-- begin --
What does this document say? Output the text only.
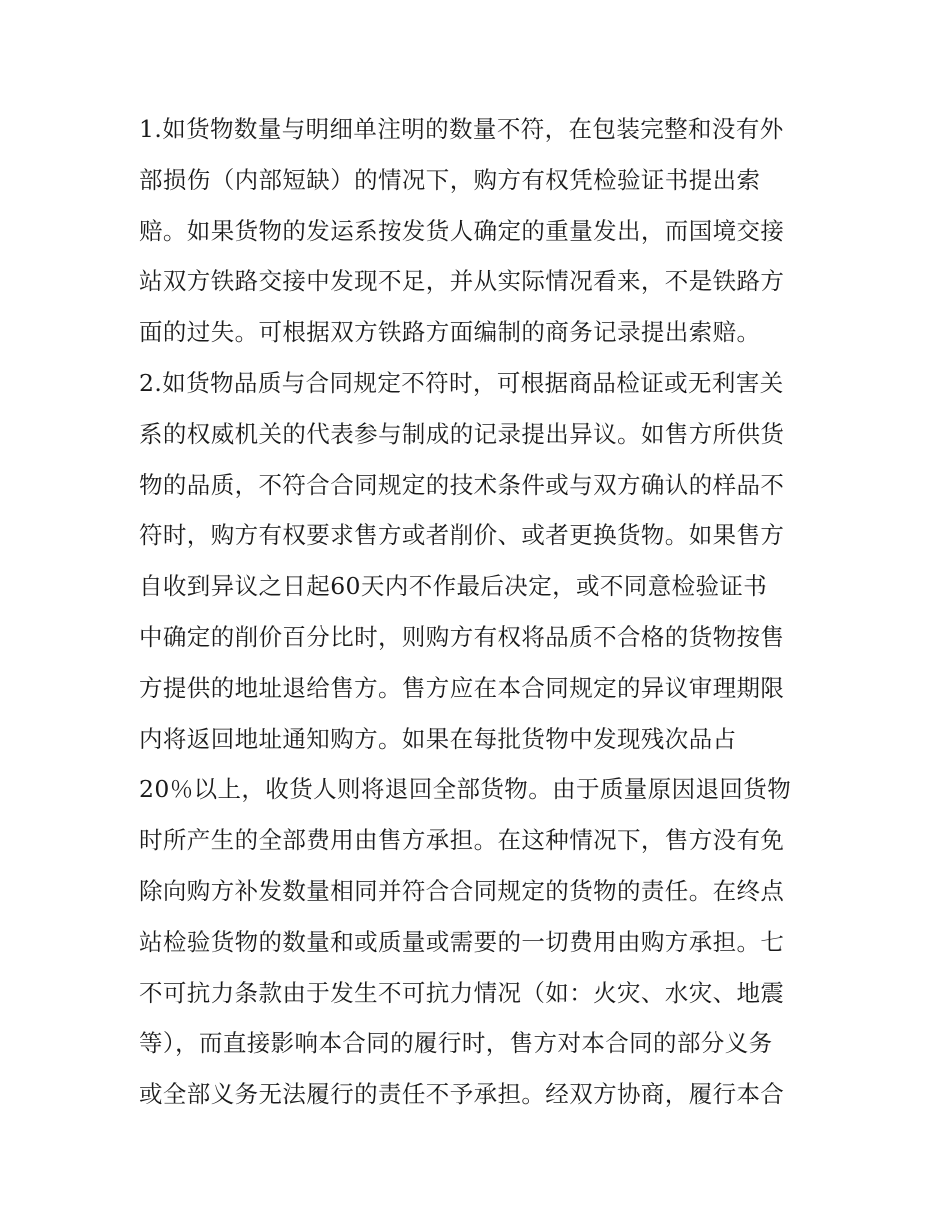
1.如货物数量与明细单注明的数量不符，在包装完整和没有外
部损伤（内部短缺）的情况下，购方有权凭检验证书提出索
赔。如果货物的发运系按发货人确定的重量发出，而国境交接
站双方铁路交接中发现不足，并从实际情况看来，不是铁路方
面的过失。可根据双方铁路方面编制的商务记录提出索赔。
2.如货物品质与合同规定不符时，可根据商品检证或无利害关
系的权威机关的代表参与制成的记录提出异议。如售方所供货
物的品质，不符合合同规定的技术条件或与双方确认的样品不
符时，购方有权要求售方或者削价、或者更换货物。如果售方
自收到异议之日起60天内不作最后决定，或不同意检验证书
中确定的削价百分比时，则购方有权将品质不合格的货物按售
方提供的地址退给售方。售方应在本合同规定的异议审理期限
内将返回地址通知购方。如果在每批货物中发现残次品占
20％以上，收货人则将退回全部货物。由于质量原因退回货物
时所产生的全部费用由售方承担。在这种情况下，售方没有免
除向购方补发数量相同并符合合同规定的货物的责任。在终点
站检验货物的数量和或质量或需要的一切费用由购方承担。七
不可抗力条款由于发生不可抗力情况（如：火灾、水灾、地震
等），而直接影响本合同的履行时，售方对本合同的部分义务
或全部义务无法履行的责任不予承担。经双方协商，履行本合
-- end --
-- begin --
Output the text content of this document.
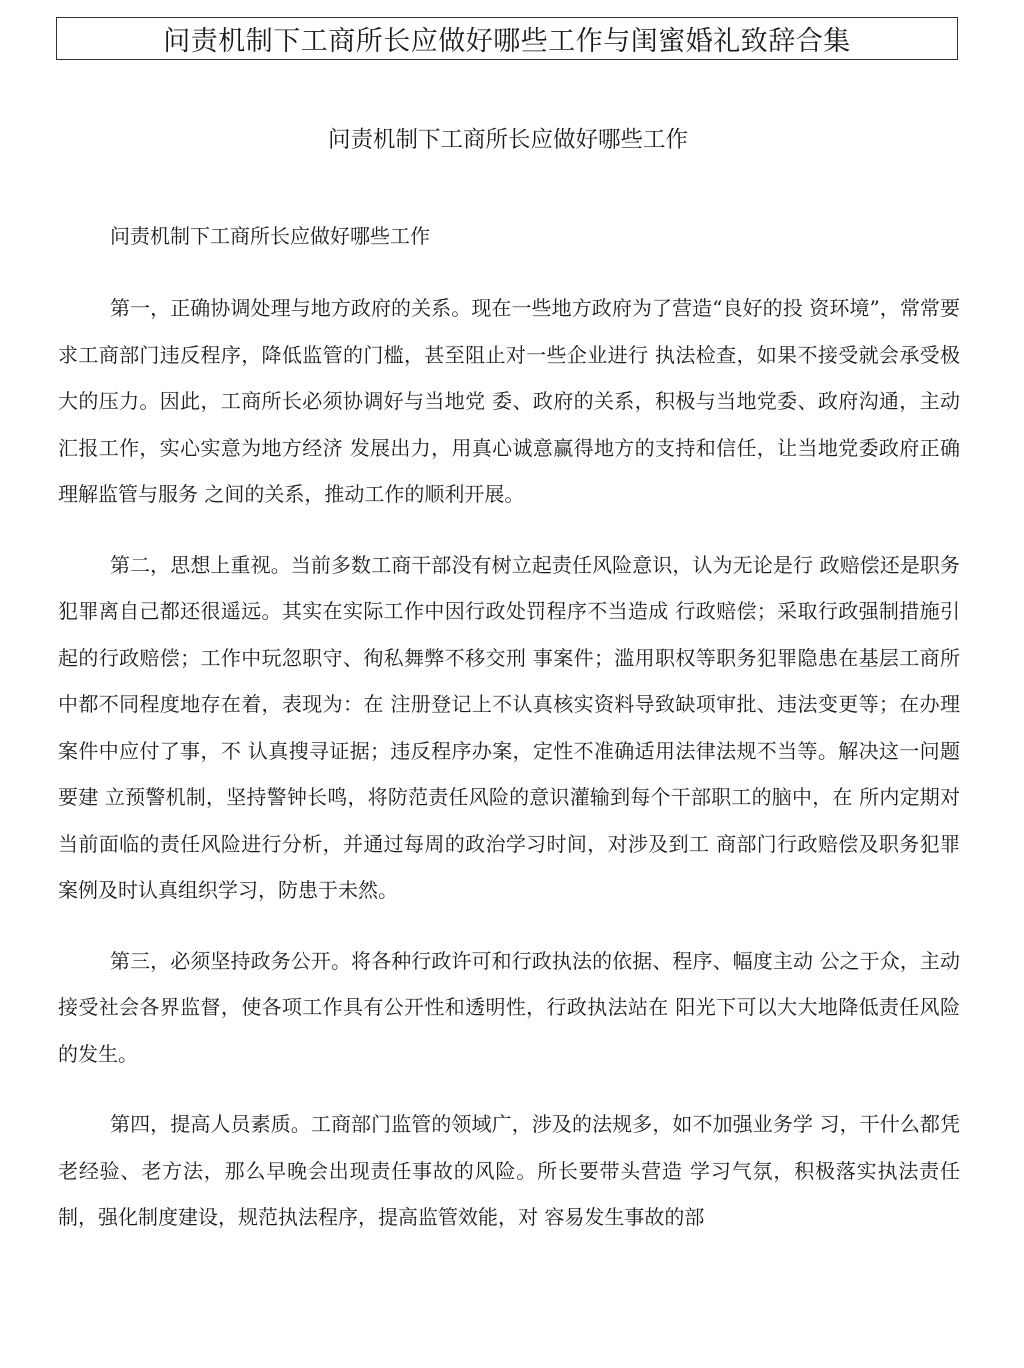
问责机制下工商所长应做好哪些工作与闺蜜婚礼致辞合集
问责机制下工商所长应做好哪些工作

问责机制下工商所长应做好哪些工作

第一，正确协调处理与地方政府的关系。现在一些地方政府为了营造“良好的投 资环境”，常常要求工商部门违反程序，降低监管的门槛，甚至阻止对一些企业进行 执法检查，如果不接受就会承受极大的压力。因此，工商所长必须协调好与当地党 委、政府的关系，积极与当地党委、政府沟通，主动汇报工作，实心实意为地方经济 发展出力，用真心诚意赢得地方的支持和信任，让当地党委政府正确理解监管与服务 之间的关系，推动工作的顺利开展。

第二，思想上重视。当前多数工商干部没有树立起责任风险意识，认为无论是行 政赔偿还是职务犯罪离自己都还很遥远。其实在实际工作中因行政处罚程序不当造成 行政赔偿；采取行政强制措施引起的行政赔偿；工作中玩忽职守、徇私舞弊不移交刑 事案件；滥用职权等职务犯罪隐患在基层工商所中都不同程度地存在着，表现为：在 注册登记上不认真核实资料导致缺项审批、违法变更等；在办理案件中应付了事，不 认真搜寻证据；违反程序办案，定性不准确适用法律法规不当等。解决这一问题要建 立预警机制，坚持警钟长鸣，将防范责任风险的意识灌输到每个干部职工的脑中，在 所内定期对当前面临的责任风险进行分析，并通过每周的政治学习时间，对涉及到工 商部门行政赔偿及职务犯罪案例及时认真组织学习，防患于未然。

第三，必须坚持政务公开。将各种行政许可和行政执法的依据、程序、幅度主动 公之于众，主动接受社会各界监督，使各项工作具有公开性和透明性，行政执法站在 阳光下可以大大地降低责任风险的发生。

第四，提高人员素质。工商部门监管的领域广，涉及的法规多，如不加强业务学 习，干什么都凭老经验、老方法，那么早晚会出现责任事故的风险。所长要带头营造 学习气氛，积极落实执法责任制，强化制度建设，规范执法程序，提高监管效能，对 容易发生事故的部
-- end --
-- begin --
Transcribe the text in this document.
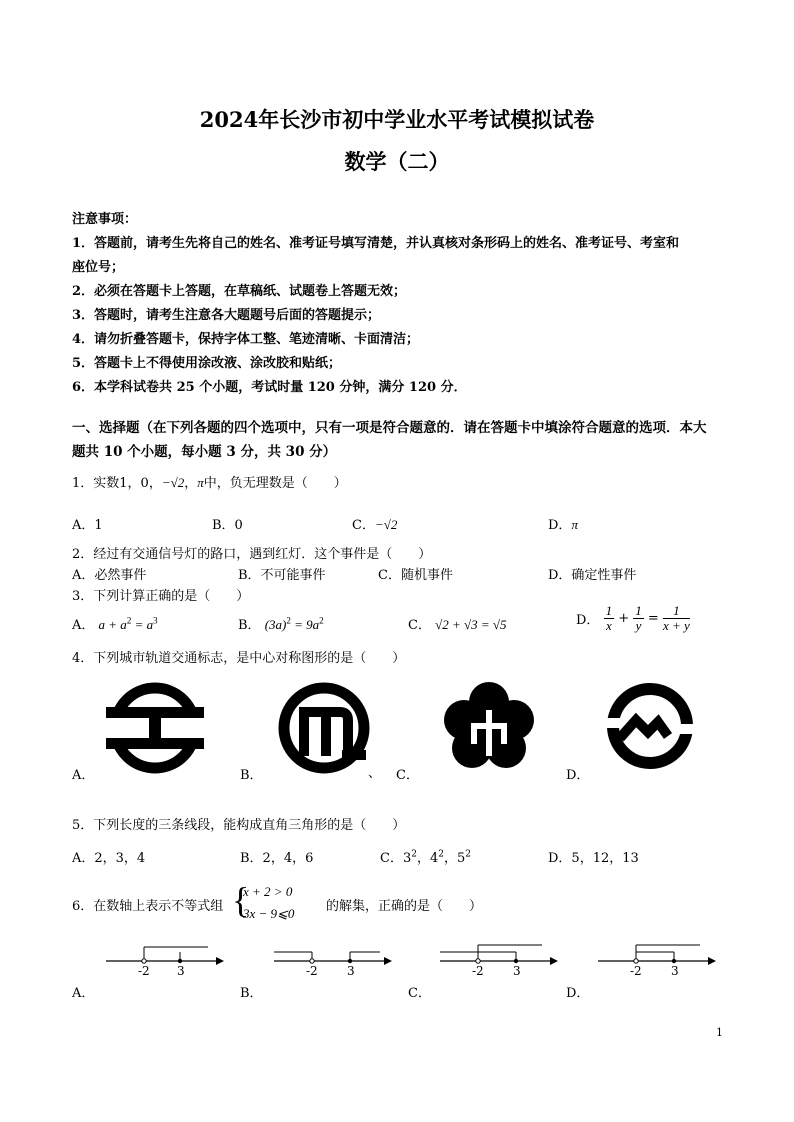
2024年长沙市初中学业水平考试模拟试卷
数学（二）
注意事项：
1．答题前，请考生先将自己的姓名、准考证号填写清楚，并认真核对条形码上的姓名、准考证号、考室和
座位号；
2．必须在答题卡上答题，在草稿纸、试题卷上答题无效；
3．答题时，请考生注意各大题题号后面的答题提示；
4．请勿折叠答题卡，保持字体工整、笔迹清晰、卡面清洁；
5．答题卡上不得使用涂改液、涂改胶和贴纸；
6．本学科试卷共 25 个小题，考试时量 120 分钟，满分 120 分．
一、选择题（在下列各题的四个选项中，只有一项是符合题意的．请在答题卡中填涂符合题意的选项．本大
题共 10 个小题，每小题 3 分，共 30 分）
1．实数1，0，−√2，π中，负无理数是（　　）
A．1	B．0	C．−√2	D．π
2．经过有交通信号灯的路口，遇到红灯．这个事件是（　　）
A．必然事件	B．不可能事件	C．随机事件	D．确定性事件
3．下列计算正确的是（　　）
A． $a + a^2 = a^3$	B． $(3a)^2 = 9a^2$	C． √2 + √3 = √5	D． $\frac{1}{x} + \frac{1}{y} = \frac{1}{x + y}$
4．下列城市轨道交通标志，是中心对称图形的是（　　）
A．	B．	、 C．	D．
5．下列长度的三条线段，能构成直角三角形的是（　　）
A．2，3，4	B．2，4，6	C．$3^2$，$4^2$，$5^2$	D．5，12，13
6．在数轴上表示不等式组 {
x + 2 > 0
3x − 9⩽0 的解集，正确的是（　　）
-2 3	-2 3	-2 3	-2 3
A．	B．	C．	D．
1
-- end --
■ **Given request**: Which lines of the data include "text"? Copy each of them.

■ **Solution to this problem**:
What does this document say? Output the text only.
Output the text content of this document.
Transcribe the text in this document.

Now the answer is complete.